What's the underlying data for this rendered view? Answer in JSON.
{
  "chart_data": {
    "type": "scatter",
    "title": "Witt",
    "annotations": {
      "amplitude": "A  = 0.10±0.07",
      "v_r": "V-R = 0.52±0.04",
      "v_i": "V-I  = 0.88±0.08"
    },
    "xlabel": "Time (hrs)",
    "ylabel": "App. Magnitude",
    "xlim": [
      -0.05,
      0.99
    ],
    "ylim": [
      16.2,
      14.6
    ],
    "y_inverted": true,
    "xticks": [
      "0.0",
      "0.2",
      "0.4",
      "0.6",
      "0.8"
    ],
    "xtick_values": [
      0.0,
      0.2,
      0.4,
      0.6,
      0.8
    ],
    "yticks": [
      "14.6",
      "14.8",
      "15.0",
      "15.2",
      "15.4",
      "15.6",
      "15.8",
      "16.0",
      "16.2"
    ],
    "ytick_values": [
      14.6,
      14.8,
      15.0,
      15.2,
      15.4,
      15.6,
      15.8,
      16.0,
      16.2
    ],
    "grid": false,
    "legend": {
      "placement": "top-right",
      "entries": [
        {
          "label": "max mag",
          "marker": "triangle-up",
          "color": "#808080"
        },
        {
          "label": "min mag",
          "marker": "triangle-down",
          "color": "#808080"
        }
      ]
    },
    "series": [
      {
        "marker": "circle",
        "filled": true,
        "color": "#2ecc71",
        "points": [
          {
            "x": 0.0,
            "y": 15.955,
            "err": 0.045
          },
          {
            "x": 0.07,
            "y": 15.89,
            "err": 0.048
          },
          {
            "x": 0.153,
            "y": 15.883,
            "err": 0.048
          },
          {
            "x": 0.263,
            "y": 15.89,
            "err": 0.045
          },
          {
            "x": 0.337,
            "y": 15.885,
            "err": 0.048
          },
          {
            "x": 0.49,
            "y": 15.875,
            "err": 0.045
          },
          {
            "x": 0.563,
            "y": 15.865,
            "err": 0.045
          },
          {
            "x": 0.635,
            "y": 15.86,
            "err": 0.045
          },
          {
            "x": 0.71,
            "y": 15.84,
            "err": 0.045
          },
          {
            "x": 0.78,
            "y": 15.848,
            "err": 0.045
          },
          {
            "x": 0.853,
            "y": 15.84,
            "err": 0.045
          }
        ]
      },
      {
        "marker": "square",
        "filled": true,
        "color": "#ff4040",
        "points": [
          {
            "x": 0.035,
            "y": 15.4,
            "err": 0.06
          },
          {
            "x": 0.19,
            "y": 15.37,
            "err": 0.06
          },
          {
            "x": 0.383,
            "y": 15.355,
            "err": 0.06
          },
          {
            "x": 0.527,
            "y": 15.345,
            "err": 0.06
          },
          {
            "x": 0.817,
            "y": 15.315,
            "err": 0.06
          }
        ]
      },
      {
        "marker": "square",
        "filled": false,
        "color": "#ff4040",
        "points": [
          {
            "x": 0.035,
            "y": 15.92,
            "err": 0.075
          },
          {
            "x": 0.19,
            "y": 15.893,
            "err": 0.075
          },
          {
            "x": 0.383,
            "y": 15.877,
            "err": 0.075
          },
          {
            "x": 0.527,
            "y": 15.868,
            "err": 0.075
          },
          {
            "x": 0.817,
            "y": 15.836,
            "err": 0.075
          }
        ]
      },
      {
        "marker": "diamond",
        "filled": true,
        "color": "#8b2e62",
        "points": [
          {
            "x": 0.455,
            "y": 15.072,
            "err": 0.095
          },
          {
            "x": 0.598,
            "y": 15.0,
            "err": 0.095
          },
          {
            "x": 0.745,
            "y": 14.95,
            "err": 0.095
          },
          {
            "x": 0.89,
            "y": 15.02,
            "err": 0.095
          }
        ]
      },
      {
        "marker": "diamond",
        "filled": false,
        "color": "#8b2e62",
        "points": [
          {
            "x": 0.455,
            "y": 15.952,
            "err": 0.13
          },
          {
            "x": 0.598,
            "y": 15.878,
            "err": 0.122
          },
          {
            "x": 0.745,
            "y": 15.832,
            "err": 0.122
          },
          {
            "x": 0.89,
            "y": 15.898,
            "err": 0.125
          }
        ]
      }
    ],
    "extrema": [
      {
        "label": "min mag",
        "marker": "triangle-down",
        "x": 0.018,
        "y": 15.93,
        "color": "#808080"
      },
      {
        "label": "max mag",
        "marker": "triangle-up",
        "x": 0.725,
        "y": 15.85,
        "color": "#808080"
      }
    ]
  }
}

WHAT YOU HAVE TO DO:
Reproduce each record exactly as it appears.

OUTPUT OF THE TASK:
What's the underlying data for this rendered view? Answer in JSON.
{
  "chart_data": {
    "type": "scatter",
    "title": "Witt",
    "annotations": {
      "amplitude": "A  = 0.10±0.07",
      "v_r": "V-R = 0.52±0.04",
      "v_i": "V-I  = 0.88±0.08"
    },
    "xlabel": "Time (hrs)",
    "ylabel": "App. Magnitude",
    "xlim": [
      -0.05,
      0.99
    ],
    "ylim": [
      16.2,
      14.6
    ],
    "y_inverted": true,
    "xticks": [
      "0.0",
      "0.2",
      "0.4",
      "0.6",
      "0.8"
    ],
    "xtick_values": [
      0.0,
      0.2,
      0.4,
      0.6,
      0.8
    ],
    "yticks": [
      "14.6",
      "14.8",
      "15.0",
      "15.2",
      "15.4",
      "15.6",
      "15.8",
      "16.0",
      "16.2"
    ],
    "ytick_values": [
      14.6,
      14.8,
      15.0,
      15.2,
      15.4,
      15.6,
      15.8,
      16.0,
      16.2
    ],
    "grid": false,
    "legend": {
      "placement": "top-right",
      "entries": [
        {
          "label": "max mag",
          "marker": "triangle-up",
          "color": "#808080"
        },
        {
          "label": "min mag",
          "marker": "triangle-down",
          "color": "#808080"
        }
      ]
    },
    "series": [
      {
        "marker": "circle",
        "filled": true,
        "color": "#2ecc71",
        "points": [
          {
            "x": 0.0,
            "y": 15.955,
            "err": 0.045
          },
          {
            "x": 0.07,
            "y": 15.89,
            "err": 0.048
          },
          {
            "x": 0.153,
            "y": 15.883,
            "err": 0.048
          },
          {
            "x": 0.263,
            "y": 15.89,
            "err": 0.045
          },
          {
            "x": 0.337,
            "y": 15.885,
            "err": 0.048
          },
          {
            "x": 0.49,
            "y": 15.875,
            "err": 0.045
          },
          {
            "x": 0.563,
            "y": 15.865,
            "err": 0.045
          },
          {
            "x": 0.635,
            "y": 15.86,
            "err": 0.045
          },
          {
            "x": 0.71,
            "y": 15.84,
            "err": 0.045
          },
          {
            "x": 0.78,
            "y": 15.848,
            "err": 0.045
          },
          {
            "x": 0.853,
            "y": 15.84,
            "err": 0.045
          }
        ]
      },
      {
        "marker": "square",
        "filled": true,
        "color": "#ff4040",
        "points": [
          {
            "x": 0.035,
            "y": 15.4,
            "err": 0.06
          },
          {
            "x": 0.19,
            "y": 15.37,
            "err": 0.06
          },
          {
            "x": 0.383,
            "y": 15.355,
            "err": 0.06
          },
          {
            "x": 0.527,
            "y": 15.345,
            "err": 0.06
          },
          {
            "x": 0.817,
            "y": 15.315,
            "err": 0.06
          }
        ]
      },
      {
        "marker": "square",
        "filled": false,
        "color": "#ff4040",
        "points": [
          {
            "x": 0.035,
            "y": 15.92,
            "err": 0.075
          },
          {
            "x": 0.19,
            "y": 15.893,
            "err": 0.075
          },
          {
            "x": 0.383,
            "y": 15.877,
            "err": 0.075
          },
          {
            "x": 0.527,
            "y": 15.868,
            "err": 0.075
          },
          {
            "x": 0.817,
            "y": 15.836,
            "err": 0.075
          }
        ]
      },
      {
        "marker": "diamond",
        "filled": true,
        "color": "#8b2e62",
        "points": [
          {
            "x": 0.455,
            "y": 15.072,
            "err": 0.095
          },
          {
            "x": 0.598,
            "y": 15.0,
            "err": 0.095
          },
          {
            "x": 0.745,
            "y": 14.95,
            "err": 0.095
          },
          {
            "x": 0.89,
            "y": 15.02,
            "err": 0.095
          }
        ]
      },
      {
        "marker": "diamond",
        "filled": false,
        "color": "#8b2e62",
        "points": [
          {
            "x": 0.455,
            "y": 15.952,
            "err": 0.13
          },
          {
            "x": 0.598,
            "y": 15.878,
            "err": 0.122
          },
          {
            "x": 0.745,
            "y": 15.832,
            "err": 0.122
          },
          {
            "x": 0.89,
            "y": 15.898,
            "err": 0.125
          }
        ]
      }
    ],
    "extrema": [
      {
        "label": "min mag",
        "marker": "triangle-down",
        "x": 0.018,
        "y": 15.93,
        "color": "#808080"
      },
      {
        "label": "max mag",
        "marker": "triangle-up",
        "x": 0.725,
        "y": 15.85,
        "color": "#808080"
      }
    ]
  }
}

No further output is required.